— start of Supplied text —

Inesite From Waihi Mine, North Island, New Zealand.
[Read before the Wellington Branch, October 23, 1940; received by the Editor, November 22, 1940; issued separately, June, 1941.]
Recently Mr. F. T. Seelye (1937), of the Dominion, Laboratory, has published a careful analysis of a specimen of the mineral inesite, a hydrated silicate of calcium and manganese, from Waihi Mine; this specimen (P. 5161) is now lodged in the collections of the New Zealand Geological Survey. A microscopic examination of crushed material has revealed data which do not wholly accord with those recently recorded for inesite by J. J. Glass and W. T. Schaller (1939).
According to Seelye (op. cit., p. 199), “the mineral was found by Mr. W. Morrison, underground manager, in a vugh about 2 feet long and 2 inches wide at the centre of a 6 inch leader of crystalline quartz, where the leader joined the main north branch of the Martha Lode, about 30 feet above No. 4 level in the Hooper shrinkage block. The pink mineral lined the inside of the vugh for a thickness of about½ inch.” Further, Seelye stated that “a considerable quantity of the mineral associated with rich sulphides has recently been found.”
In the hand specimen the mineral occurs in flesh-pink, radiating fibres up to ½ inch long, as vein-like masses, attached to walls of quartz, amethystine in parts, or propylitized andesite. Lenticles of amethystine quartz and altered andesine also occur within the vein-like mass of inesite itself. The mineral has a vitreous lustre, white streak, and an indication of two cleavages. The hardness is 5½—6 and the specific gravity at 18° C. is 3·003. Microscopically it is observed that the fibres of inesite are intergrown with quartz, and from Seelye's analysis of untreated material (Table 1, column 1) carbonate is also present.

— end of Supplied text —

## Task list
1. List every person named in the inesite text.
2. According to the inesite text, what is the mineral's specific gravity at 18° C.?

— start of Records supplied —

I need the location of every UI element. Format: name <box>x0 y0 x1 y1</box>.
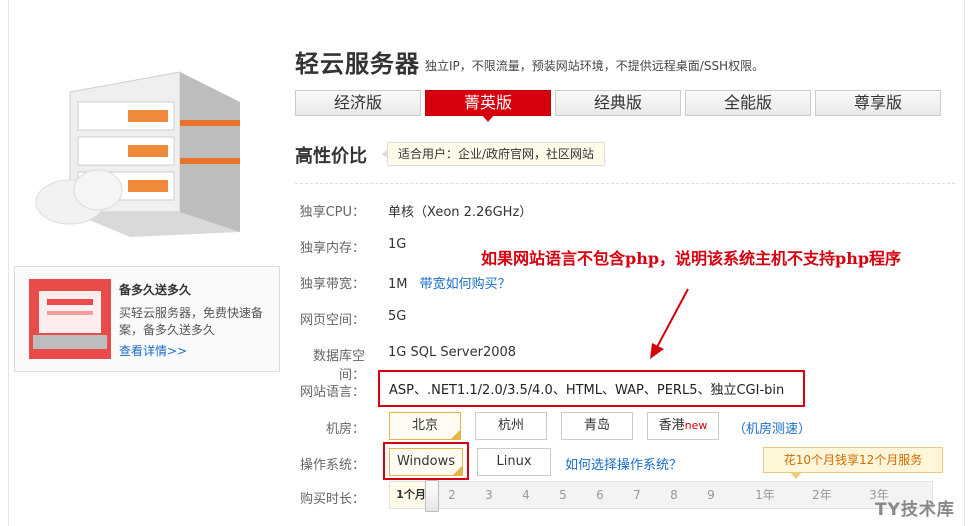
os-label: 操作系统： <box>299 458 365 473</box>
annotation-text: 如果网站语言不包含php，说明该系统主机不支持php程序 <box>481 249 902 268</box>
promo-description: 买轻云服务器，免费快速备案，备多久送多久 <box>119 306 264 337</box>
duration-tick-9[interactable]: 9 <box>701 482 721 508</box>
duration-promo-tip: 花10个月钱享12个月服务 <box>763 447 943 479</box>
tab-allround[interactable]: 全能版 <box>685 90 811 116</box>
promo-image <box>29 279 111 359</box>
duration-slider[interactable]: 1个月 2 3 4 5 6 7 8 9 1年 2年 3年 <box>389 480 933 512</box>
divider <box>295 183 955 184</box>
datacenter-speedtest-link[interactable]: （机房测速） <box>733 418 811 437</box>
duration-label: 购买时长： <box>299 492 365 507</box>
duration-tick-2y[interactable]: 2年 <box>807 482 837 508</box>
duration-tick-7[interactable]: 7 <box>627 482 647 508</box>
memory-label: 独享内存： <box>299 241 365 256</box>
tab-economy[interactable]: 经济版 <box>295 90 421 116</box>
duration-tick-8[interactable]: 8 <box>664 482 684 508</box>
cpu-value: 单核（Xeon 2.26GHz） <box>388 205 533 220</box>
duration-tick-3[interactable]: 3 <box>479 482 499 508</box>
web-space-value: 5G <box>388 309 407 324</box>
cpu-label: 独享CPU： <box>299 205 365 220</box>
promo-detail-link[interactable]: 查看详情>> <box>119 342 187 359</box>
os-windows[interactable]: Windows <box>389 448 463 476</box>
promo-title: 备多久送多久 <box>119 283 192 297</box>
datacenter-hangzhou[interactable]: 杭州 <box>475 412 547 440</box>
bandwidth-buy-link[interactable]: 带宽如何购买？ <box>420 277 511 292</box>
db-space-label: 数据库空间： <box>312 349 365 383</box>
section-title: 高性价比 <box>295 146 367 167</box>
bandwidth-amount: 1M <box>388 277 408 292</box>
datacenter-beijing[interactable]: 北京 <box>389 412 461 440</box>
new-tag: new <box>684 419 708 432</box>
promo-card[interactable]: 备多久送多久 买轻云服务器，免费快速备案，备多久送多久 查看详情>> <box>14 266 280 372</box>
language-value: ASP、.NET1.1/2.0/3.5/4.0、HTML、WAP、PERL5、独… <box>389 383 785 398</box>
slider-handle[interactable] <box>425 480 439 512</box>
bandwidth-value: 1M 带宽如何购买？ <box>388 273 511 292</box>
server-illustration-icon <box>35 71 240 237</box>
duration-tick-1y[interactable]: 1年 <box>750 482 780 508</box>
duration-tick-6[interactable]: 6 <box>590 482 610 508</box>
datacenter-label: 机房： <box>325 422 365 437</box>
duration-tick-1m[interactable]: 1个月 <box>394 482 428 508</box>
tab-premium[interactable]: 尊享版 <box>815 90 941 116</box>
duration-tick-2[interactable]: 2 <box>442 482 462 508</box>
page-title: 轻云服务器 <box>295 50 420 78</box>
datacenter-qingdao[interactable]: 青岛 <box>561 412 633 440</box>
page-subtitle: 独立IP，不限流量，预装网站环境，不提供远程桌面/SSH权限。 <box>425 59 765 73</box>
tab-classic[interactable]: 经典版 <box>555 90 681 116</box>
language-label: 网站语言： <box>299 385 365 400</box>
os-linux[interactable]: Linux <box>477 448 551 476</box>
datacenter-hongkong-label: 香港 <box>658 418 685 433</box>
arrow-icon <box>650 288 689 359</box>
tab-elite[interactable]: 菁英版 <box>425 90 551 122</box>
bandwidth-label: 独享带宽： <box>299 277 365 292</box>
db-space-value: 1G SQL Server2008 <box>388 345 517 360</box>
datacenter-hongkong[interactable]: 香港new <box>647 412 719 440</box>
duration-tick-4[interactable]: 4 <box>516 482 536 508</box>
fit-users-badge: 适合用户：企业/政府官网，社区网站 <box>381 142 606 166</box>
duration-tick-5[interactable]: 5 <box>553 482 573 508</box>
os-help-link[interactable]: 如何选择操作系统？ <box>565 454 682 473</box>
watermark: TY技术库 <box>875 500 955 520</box>
memory-value: 1G <box>388 237 407 252</box>
web-space-label: 网页空间： <box>299 313 365 328</box>
document-icon <box>33 291 107 349</box>
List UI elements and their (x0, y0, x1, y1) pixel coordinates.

— end of Records supplied —

## Solutions to the exercise
1. F. T. Seelye, J. J. Glass, W. T. Schaller, W. Morrison

2. 3·003